Requisitos da tarefa: Prossiga o excerto sobre a reversão de dívidas de IVA, começando logo depois da última frase apresentada.

Excerto de origem:
◇ ◇ ◇ ◇
N) Em 20.04.2011 foram elaboradas duas informações, por técnica do SF de Lisboa ….., com o mesmo teor, mas respeitantes a cada uma das ora oponentes, onde consta designadamente o seguinte:
“(…)
Compete-me informar que a reversão iniciada tem por origem dívidas de IVA do período 200906 e que em 14-09-2009 veio a revertida E…../M….., (...), na qualidade de gerente requerer o pagamento em prestações para o processo executivo, conforme documento constante dos autos.
Mais informo, que apesar de na certidão da Conservatória do Registo Comercial constar que a revertida em causa deixou de exercer funções de gerência em 29-01-2008, a mesma continuou a proceder perante o Serviço de Finanças como gerente de facto da Sociedade O….. Lda., NIPC ….., não tendo até à data comunicado à Administração Fiscal a alteração da gerência.
◇ ◇ ◇ ◇
Dados fornecidos:
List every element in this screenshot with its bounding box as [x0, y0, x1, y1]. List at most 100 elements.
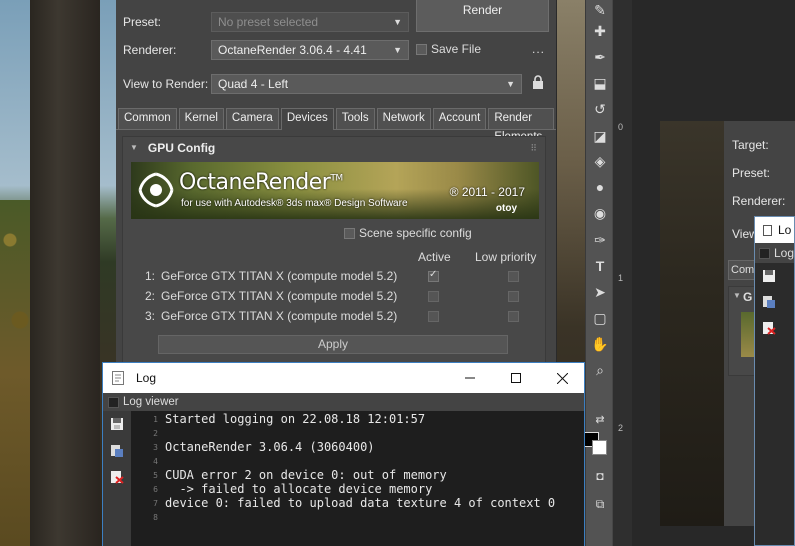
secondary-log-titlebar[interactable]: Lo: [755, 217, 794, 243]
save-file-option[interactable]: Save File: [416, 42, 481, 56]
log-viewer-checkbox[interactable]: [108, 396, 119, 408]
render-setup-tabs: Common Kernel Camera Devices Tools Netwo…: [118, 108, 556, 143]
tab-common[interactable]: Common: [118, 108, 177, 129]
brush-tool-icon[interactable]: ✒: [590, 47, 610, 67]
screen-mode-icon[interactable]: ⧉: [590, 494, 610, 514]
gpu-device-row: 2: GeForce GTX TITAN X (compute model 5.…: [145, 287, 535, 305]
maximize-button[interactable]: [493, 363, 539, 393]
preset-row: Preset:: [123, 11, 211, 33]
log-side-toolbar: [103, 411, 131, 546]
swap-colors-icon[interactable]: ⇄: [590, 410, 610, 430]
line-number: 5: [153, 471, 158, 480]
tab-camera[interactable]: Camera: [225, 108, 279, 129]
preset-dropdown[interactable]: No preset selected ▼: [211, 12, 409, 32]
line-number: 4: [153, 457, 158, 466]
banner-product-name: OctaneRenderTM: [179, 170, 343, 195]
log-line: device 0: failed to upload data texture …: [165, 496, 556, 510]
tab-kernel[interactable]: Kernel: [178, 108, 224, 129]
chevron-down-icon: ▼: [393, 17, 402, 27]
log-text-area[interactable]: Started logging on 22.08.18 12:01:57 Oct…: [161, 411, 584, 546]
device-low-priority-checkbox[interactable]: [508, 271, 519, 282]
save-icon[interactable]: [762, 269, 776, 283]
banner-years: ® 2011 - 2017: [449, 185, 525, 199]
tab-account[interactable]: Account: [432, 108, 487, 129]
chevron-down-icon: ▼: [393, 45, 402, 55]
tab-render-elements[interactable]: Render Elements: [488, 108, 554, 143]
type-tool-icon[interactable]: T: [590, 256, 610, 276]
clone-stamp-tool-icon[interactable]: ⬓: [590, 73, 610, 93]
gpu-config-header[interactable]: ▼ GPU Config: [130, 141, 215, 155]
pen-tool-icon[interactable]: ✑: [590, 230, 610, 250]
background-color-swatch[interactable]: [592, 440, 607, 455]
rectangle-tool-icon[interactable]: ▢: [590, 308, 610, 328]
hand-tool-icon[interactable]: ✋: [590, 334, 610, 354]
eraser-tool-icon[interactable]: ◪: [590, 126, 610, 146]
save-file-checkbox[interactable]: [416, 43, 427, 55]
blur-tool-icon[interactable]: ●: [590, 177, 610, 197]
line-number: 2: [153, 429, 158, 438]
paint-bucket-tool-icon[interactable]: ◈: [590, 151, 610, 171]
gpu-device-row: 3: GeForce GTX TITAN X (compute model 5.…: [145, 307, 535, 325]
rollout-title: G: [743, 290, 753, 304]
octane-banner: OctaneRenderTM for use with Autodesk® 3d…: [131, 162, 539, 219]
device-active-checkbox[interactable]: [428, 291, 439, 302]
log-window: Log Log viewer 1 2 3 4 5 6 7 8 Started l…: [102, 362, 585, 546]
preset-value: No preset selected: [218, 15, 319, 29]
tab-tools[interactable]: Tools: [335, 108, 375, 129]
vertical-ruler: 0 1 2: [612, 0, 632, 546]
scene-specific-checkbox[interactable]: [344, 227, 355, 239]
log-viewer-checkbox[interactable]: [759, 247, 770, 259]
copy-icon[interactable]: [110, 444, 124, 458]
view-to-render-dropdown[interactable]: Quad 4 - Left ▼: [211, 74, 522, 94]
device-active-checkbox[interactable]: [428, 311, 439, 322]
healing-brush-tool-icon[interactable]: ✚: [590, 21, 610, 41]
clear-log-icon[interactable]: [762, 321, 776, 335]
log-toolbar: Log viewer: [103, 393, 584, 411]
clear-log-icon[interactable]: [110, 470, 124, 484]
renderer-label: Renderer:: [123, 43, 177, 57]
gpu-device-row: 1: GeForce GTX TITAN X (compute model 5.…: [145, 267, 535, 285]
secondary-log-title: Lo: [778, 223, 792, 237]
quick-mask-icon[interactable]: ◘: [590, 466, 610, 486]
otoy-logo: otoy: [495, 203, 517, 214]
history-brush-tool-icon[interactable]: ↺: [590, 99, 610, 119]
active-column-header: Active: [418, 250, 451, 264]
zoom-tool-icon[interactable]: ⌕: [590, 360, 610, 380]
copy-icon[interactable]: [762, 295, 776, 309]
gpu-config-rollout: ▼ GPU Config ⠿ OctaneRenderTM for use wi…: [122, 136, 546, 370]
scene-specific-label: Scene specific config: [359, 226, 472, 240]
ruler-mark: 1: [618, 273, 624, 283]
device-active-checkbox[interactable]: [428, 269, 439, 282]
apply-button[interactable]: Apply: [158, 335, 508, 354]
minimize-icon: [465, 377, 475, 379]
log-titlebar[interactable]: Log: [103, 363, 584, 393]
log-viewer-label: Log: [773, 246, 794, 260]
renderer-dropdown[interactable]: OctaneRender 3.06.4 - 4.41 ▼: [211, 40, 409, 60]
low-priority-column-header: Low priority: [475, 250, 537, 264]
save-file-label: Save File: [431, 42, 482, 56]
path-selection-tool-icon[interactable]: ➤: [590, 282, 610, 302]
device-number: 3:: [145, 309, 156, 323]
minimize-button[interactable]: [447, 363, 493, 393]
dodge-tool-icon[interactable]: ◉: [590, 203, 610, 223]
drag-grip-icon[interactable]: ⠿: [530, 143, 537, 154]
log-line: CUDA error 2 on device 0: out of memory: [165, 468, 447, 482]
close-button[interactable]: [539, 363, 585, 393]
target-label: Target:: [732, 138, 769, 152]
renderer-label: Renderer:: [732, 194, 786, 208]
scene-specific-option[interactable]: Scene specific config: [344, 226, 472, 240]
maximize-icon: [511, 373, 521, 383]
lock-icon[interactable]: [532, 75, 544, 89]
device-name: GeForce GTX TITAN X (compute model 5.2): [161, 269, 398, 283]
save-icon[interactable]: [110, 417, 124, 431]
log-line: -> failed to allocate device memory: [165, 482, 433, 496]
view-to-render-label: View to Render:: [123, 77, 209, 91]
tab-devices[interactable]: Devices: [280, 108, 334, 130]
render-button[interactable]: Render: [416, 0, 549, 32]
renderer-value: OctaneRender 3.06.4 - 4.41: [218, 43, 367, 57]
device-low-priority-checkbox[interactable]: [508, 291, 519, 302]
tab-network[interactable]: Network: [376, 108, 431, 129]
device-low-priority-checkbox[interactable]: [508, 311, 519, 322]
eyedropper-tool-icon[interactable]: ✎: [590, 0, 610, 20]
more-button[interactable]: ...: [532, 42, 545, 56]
◇ ◇ ◇ ◇
Resposta à tarefa:
Assim, e por estar provada nos autos a gerência de facto, propõe-se a continuidade do processo de reversão nos termos da LGT artigo 24° n°1 b)." (cfr. fls. 47 e 49 do PEF apenso).
O) Com base na informação referida na alínea antecedente, foi em 20.04.2011 proferido despacho de reversão contra cada uma das oponentes, com fundamento nos artigos 23° e 24°, n° 1, alínea b) da LGT (cfr. fls. 47 a 52 dos autos, cujo teor se dá por integralmente reproduzido).

P) As oponentes foram citadas dos despachos de reversão referidos na alínea antecedente em 03.05.2011 (cfr. fls. 53 a 58 do PEF apenso).

Q) A sociedade "O….., Lda." instaurou junto do Balcão Nacional de Injunções, contra a sociedade "S….. - ….., S.A." o processo de injunção n° 124327/10.8YIPRT, para cobrança do montante de 215.128,19€, referente a contrato de fornecimento de bens e serviços, sendo as faturas todas datadas de 2009, com datas de vencimento compreendidas entre 24.04.2009 e 19.09.2009 (cfr. fls. 28 dos autos).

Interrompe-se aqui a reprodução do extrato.